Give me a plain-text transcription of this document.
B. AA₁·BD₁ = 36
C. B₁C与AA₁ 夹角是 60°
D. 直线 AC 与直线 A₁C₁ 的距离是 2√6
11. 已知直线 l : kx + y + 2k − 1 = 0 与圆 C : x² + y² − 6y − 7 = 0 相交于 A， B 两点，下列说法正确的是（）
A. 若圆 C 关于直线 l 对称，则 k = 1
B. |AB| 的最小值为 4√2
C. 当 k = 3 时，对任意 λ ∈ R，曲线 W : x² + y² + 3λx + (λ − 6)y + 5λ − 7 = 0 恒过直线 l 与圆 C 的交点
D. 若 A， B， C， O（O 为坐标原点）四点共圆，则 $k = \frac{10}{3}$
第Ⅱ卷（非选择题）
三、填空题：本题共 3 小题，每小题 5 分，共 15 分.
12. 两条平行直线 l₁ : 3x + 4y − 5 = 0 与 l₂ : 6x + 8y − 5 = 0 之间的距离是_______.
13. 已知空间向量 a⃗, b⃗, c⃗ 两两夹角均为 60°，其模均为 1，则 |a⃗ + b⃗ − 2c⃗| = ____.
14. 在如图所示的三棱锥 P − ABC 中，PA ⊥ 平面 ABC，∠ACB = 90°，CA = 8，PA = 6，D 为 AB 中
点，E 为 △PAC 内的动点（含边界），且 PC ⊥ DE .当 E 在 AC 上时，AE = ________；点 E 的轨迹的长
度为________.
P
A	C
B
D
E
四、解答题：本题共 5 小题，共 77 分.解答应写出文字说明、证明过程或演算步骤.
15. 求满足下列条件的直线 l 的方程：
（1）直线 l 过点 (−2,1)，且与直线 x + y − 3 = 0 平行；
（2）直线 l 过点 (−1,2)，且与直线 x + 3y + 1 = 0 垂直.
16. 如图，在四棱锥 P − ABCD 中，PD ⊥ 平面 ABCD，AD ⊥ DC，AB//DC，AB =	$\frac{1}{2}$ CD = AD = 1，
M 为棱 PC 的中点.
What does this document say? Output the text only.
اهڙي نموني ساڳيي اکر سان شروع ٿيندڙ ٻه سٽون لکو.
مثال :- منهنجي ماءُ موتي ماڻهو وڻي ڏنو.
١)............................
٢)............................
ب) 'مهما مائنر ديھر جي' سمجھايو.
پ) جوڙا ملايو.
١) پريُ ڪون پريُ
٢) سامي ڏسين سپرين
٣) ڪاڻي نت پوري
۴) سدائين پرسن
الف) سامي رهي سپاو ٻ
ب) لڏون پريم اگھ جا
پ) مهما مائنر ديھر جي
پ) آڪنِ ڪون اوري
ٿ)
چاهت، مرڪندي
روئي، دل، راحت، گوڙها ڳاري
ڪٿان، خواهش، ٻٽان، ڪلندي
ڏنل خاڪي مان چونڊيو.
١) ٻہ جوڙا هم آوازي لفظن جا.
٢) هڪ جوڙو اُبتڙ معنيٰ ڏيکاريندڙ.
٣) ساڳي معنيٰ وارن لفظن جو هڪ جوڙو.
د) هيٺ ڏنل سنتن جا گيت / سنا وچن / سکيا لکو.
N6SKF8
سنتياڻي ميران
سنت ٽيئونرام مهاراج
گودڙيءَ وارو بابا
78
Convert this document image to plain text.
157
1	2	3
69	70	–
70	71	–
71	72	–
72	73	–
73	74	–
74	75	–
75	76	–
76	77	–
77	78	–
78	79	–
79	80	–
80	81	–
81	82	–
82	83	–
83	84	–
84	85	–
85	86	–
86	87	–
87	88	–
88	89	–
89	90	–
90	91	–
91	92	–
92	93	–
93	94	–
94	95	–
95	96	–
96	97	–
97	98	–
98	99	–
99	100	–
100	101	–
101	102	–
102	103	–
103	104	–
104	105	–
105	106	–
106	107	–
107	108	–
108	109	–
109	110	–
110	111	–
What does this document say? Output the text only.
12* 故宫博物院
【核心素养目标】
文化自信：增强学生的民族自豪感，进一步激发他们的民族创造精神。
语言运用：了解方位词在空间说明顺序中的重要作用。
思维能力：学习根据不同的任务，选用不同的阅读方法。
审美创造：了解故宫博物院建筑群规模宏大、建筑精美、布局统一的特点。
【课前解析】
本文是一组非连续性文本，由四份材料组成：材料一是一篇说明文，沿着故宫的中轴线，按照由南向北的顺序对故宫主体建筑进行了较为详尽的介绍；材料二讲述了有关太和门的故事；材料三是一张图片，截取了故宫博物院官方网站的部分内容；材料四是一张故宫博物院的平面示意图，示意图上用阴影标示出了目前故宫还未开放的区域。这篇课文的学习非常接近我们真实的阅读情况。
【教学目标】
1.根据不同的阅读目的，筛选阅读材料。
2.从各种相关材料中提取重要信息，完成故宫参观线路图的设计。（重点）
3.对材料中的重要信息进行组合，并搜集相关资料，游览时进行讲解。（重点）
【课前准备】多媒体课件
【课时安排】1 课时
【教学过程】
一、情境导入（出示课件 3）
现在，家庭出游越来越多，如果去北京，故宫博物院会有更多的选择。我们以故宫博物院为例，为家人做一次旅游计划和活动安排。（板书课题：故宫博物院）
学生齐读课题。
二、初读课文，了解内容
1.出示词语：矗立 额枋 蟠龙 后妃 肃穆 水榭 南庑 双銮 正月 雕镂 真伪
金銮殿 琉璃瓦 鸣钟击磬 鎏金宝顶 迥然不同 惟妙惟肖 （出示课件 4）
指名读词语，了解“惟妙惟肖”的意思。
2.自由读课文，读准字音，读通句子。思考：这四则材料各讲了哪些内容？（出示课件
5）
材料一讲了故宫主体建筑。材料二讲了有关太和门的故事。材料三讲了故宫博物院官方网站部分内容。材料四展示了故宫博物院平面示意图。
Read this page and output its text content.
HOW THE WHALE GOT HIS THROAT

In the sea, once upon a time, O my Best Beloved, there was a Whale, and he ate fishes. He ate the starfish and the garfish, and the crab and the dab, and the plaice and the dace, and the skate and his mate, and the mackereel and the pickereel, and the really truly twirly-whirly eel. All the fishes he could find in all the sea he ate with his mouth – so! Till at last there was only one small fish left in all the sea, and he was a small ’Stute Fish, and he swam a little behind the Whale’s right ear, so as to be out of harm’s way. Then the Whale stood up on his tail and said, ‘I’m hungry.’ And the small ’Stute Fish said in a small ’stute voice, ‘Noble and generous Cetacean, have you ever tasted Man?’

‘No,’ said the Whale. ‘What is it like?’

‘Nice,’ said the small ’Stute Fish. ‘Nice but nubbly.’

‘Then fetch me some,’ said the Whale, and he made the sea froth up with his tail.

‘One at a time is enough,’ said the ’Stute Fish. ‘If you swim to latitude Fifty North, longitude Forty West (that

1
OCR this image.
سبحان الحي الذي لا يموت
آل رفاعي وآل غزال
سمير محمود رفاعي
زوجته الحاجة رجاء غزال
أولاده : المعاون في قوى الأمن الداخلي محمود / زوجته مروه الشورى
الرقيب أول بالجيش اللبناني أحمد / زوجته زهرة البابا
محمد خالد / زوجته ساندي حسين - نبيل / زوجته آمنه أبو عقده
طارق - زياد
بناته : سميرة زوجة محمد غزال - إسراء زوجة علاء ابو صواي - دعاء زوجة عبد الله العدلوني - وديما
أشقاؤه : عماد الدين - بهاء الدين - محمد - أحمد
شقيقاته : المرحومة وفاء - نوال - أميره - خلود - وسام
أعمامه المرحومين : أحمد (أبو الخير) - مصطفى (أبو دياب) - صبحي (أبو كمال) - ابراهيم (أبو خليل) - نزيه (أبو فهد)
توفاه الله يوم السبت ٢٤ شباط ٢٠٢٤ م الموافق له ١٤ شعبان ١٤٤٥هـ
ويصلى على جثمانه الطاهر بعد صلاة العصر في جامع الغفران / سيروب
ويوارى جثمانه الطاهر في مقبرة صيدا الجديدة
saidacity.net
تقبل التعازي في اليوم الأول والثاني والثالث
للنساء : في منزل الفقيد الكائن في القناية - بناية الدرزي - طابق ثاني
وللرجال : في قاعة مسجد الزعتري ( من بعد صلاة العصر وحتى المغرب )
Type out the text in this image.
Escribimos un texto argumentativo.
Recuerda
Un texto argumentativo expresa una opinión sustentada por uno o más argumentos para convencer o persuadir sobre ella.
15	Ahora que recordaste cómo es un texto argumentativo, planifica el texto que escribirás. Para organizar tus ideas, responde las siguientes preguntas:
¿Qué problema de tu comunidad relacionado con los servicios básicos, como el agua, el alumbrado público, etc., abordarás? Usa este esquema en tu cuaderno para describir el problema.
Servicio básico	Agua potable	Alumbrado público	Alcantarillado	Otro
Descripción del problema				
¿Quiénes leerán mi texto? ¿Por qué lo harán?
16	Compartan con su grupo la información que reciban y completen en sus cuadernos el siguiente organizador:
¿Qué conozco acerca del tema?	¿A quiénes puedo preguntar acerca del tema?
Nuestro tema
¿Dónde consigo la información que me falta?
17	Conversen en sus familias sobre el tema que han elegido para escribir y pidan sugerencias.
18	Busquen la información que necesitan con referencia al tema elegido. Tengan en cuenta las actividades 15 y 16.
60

※

§ Problem to work on
Copy out every line of the data that includes the word "document".

§ Solution for this problem
Give me a plain-text transcription of this document.
What does this document say? Output the text only.
Convert this document image to plain text.
What does this document say? Output the text only.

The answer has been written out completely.